→ Written task
Report only the number of lines holding "pulley".

→ Available data
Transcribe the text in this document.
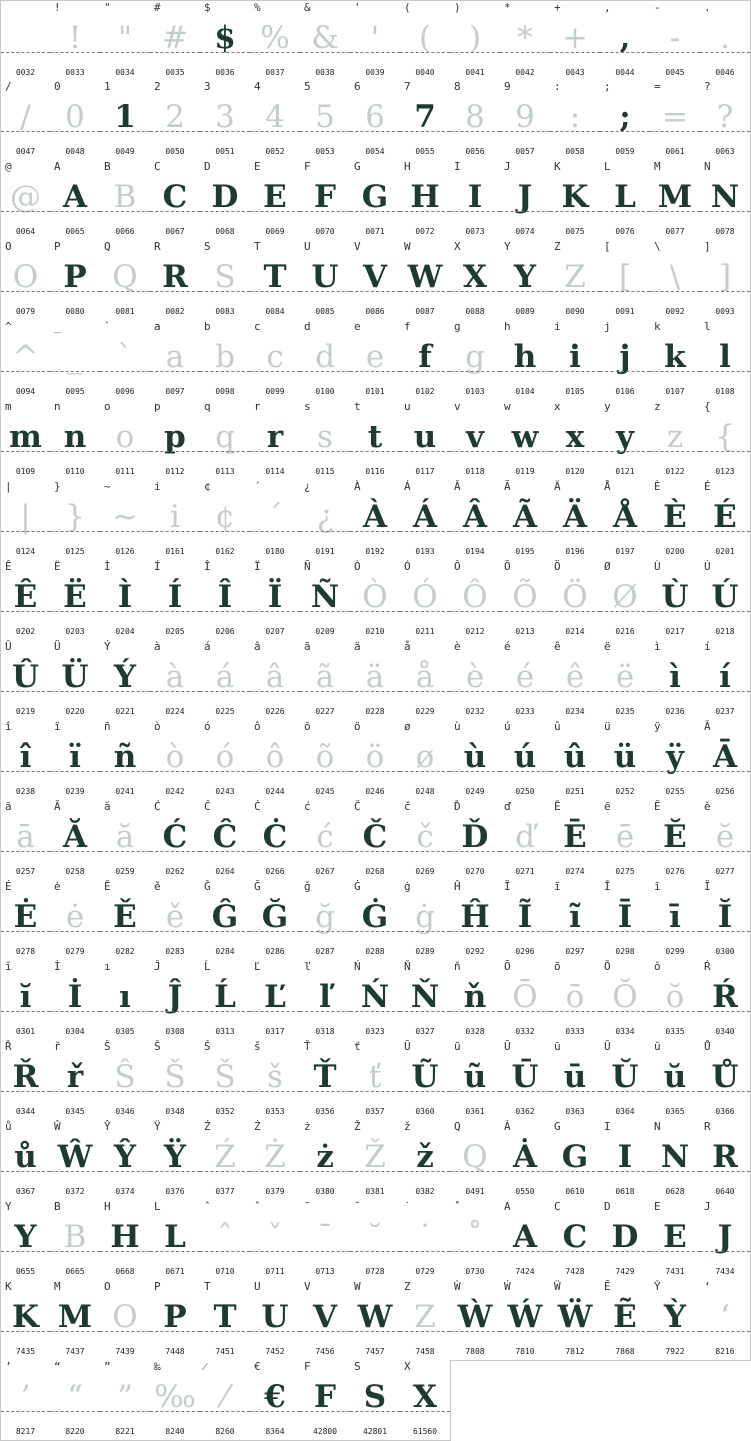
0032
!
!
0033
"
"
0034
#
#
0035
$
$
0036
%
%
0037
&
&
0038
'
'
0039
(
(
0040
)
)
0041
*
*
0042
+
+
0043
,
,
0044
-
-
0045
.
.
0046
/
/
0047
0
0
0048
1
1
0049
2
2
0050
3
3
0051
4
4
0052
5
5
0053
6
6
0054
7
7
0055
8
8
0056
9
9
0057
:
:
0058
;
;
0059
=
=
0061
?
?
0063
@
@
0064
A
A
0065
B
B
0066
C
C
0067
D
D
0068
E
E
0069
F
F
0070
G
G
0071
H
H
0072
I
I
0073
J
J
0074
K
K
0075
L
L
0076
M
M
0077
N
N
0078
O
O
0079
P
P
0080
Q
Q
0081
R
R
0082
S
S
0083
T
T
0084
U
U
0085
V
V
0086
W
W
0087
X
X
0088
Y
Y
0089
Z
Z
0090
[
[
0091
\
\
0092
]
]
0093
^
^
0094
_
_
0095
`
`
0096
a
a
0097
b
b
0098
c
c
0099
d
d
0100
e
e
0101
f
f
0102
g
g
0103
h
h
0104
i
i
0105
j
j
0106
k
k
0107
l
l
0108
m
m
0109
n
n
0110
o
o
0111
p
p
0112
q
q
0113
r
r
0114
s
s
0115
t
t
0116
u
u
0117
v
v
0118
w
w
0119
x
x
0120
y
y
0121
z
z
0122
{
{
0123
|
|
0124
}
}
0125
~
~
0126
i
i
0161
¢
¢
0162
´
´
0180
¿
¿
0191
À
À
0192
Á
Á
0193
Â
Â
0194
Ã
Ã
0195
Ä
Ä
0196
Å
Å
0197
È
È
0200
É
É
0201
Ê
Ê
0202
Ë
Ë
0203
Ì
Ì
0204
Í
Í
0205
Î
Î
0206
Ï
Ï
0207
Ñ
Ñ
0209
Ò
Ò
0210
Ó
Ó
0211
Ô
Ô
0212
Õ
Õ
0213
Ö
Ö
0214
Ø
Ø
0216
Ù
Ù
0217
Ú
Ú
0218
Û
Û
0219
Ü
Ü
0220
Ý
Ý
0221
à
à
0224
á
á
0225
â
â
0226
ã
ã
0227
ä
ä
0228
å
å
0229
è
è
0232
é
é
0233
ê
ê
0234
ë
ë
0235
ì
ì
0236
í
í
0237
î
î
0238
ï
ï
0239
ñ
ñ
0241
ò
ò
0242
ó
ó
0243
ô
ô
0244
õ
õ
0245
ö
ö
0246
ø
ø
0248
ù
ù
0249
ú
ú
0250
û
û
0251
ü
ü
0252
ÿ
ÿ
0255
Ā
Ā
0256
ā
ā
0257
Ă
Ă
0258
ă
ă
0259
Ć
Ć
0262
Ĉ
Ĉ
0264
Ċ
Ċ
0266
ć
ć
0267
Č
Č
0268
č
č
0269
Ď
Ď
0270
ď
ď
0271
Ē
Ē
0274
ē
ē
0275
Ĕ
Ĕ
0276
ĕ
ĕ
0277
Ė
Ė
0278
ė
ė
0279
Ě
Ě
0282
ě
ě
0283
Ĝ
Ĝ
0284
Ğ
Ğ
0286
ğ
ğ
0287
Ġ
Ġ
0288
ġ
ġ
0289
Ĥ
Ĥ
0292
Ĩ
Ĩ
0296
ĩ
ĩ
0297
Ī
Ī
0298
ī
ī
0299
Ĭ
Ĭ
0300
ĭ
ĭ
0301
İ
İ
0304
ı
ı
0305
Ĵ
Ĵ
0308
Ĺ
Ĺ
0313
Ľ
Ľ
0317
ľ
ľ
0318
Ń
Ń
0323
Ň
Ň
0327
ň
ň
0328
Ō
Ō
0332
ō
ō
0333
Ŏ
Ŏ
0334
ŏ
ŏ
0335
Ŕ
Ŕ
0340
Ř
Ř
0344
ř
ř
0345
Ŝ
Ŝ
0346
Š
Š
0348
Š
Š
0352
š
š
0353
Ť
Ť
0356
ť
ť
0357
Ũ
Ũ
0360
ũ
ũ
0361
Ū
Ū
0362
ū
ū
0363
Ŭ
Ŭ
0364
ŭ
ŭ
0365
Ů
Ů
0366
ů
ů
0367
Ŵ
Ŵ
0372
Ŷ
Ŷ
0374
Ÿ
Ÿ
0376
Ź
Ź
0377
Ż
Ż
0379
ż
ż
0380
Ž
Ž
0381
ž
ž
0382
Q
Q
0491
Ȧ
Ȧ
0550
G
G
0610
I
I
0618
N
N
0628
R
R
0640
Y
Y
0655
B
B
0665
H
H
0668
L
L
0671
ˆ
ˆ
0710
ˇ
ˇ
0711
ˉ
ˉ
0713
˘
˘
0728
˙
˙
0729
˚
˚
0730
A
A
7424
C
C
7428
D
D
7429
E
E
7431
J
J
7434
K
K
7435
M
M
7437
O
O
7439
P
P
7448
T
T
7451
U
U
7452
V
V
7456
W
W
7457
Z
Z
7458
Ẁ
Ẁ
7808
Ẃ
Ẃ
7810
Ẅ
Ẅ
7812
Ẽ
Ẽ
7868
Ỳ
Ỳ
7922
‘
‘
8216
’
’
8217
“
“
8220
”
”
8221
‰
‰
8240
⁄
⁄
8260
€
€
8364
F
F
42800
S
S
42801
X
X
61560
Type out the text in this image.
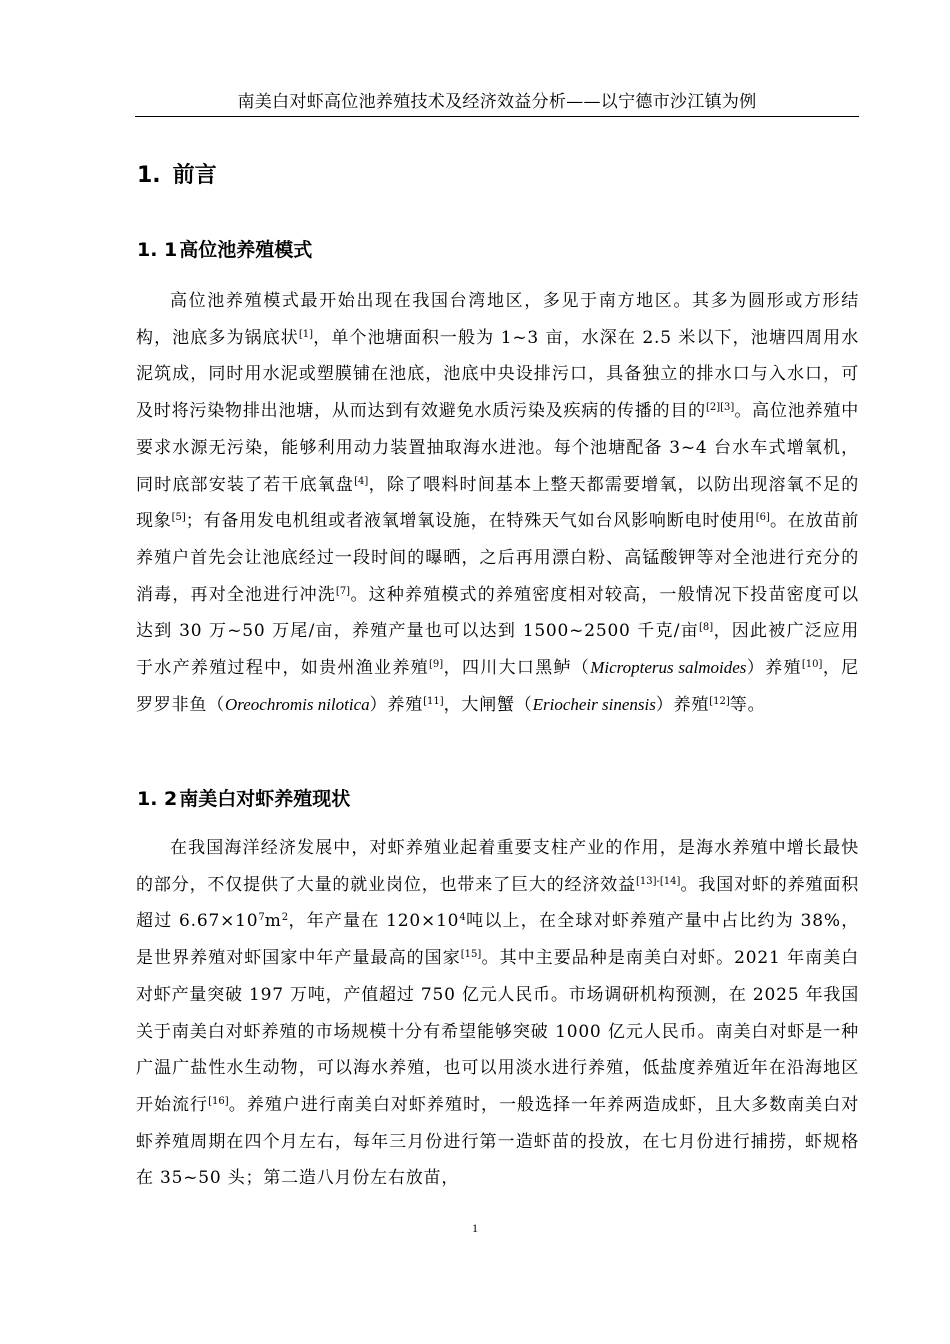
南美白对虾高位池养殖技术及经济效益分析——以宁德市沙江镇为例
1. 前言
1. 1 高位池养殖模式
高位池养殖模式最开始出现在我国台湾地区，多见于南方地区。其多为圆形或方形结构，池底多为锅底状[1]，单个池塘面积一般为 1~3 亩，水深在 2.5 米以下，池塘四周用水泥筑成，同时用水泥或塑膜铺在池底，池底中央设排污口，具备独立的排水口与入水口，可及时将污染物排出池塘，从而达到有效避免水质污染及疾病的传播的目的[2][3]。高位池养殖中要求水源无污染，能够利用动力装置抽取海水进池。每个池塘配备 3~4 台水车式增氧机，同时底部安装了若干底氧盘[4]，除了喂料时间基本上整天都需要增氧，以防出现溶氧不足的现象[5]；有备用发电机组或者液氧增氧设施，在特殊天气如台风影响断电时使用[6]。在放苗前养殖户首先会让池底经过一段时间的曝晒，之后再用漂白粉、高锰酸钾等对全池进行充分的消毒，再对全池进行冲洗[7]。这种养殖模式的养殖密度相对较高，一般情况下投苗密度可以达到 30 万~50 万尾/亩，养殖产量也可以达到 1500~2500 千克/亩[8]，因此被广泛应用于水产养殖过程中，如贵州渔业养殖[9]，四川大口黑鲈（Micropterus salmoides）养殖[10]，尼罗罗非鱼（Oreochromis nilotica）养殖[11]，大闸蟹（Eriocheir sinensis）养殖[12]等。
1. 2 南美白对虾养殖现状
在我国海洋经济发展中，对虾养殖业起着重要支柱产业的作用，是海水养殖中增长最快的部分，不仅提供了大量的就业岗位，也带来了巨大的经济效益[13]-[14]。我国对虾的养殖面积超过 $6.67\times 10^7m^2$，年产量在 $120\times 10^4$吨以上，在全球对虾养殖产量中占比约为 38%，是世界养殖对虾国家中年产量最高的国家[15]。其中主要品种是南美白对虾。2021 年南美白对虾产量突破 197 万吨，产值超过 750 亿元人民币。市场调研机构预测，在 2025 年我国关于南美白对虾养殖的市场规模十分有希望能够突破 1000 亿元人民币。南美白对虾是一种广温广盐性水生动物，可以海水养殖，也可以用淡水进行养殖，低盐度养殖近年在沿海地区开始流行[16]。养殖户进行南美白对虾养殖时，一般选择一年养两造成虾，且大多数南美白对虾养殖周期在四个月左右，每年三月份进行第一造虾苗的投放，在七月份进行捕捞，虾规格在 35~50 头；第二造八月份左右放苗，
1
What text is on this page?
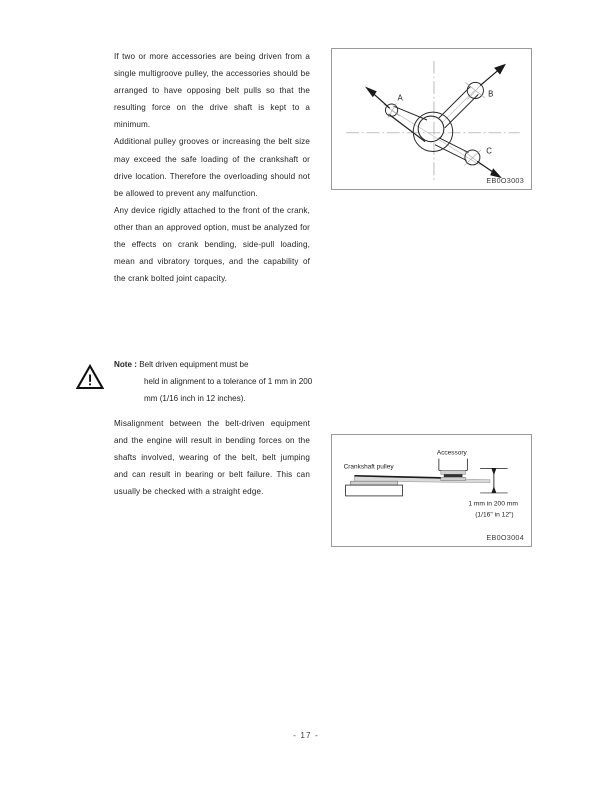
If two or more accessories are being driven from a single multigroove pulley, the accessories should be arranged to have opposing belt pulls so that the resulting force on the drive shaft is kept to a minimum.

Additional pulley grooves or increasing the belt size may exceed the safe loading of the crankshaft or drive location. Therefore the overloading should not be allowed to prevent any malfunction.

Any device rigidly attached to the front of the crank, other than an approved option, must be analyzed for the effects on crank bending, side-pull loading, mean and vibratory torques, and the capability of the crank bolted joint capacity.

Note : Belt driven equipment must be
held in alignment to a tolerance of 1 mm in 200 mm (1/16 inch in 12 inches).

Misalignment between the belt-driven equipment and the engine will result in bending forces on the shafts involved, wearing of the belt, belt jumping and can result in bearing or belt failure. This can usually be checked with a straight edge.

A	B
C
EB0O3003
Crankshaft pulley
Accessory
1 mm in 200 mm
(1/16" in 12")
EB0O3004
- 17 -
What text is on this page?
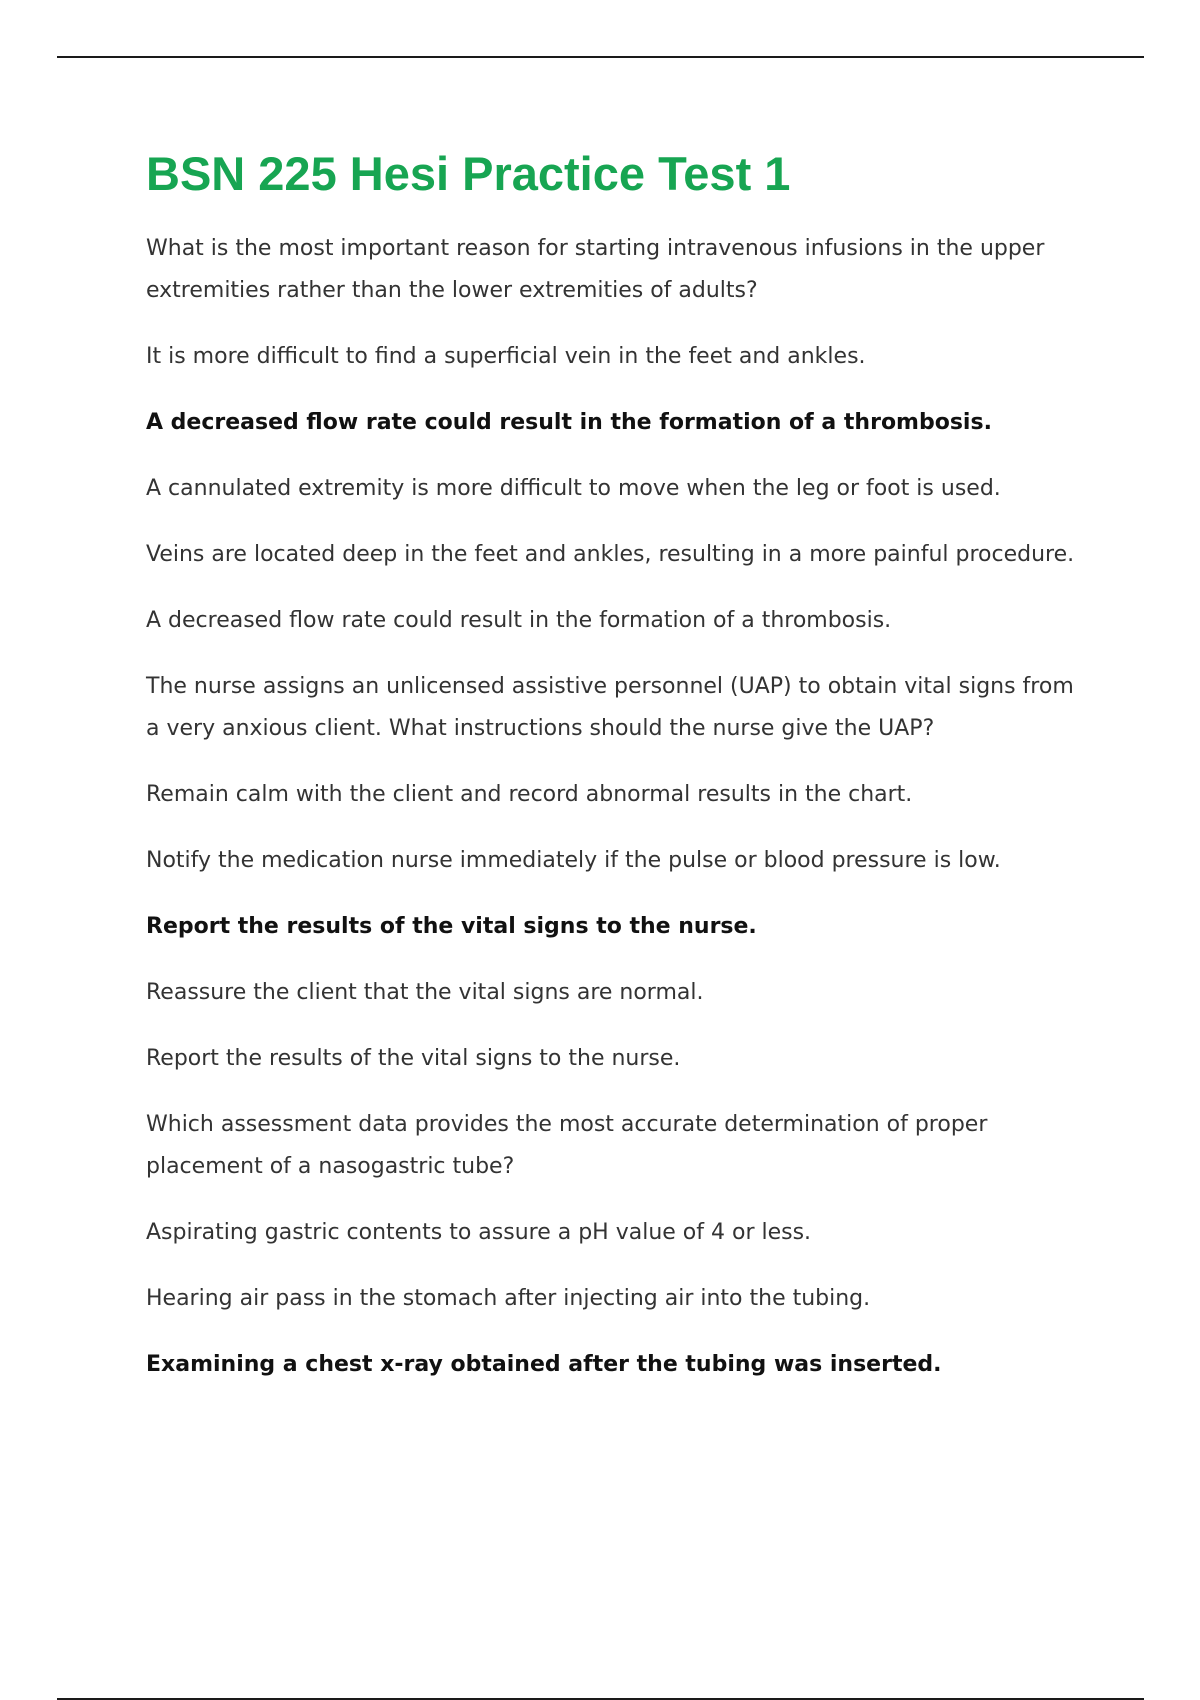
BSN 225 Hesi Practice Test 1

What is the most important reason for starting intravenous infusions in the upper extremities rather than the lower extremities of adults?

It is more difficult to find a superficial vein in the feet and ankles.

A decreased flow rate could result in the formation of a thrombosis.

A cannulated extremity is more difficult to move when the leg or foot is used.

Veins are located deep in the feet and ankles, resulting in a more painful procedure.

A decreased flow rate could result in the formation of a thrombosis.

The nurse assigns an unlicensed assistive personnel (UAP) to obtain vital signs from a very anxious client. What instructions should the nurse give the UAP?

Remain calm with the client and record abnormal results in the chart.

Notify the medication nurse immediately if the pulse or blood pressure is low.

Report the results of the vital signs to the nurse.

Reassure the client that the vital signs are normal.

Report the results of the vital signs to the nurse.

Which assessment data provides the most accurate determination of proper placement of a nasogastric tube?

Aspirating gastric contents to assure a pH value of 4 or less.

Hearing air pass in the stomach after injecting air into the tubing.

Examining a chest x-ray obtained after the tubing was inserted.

→ Answer to the task
3